Stored data entries
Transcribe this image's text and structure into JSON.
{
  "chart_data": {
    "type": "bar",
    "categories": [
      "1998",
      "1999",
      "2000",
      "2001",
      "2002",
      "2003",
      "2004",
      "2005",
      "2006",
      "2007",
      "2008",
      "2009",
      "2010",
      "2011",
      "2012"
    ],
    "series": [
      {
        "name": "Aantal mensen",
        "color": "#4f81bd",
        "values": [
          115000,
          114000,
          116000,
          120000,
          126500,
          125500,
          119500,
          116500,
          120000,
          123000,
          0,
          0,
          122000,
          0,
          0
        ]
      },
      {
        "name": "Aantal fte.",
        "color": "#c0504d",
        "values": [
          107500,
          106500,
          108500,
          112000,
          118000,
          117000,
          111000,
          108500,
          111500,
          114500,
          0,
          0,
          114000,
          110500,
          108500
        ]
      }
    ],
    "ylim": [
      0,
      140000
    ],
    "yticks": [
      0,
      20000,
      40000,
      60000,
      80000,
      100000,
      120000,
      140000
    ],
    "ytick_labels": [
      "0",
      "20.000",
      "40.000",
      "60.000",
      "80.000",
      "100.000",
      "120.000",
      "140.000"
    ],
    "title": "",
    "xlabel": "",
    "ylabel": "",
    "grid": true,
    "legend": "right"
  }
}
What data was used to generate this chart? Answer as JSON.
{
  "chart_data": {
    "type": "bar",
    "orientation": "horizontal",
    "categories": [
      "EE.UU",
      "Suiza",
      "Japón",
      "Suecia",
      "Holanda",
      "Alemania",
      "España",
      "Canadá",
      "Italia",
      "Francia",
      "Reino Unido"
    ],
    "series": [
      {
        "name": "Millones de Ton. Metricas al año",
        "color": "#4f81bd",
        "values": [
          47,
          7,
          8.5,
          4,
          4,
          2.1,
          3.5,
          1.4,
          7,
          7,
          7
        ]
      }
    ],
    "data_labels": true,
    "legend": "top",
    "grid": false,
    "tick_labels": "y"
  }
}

**Problem description:**
Identify the lines that hold the word "JSON". Copy every one of them.

**Exercise result:**
Transcribe this image's text and structure into JSON.
What data was used to generate this chart? Answer as JSON.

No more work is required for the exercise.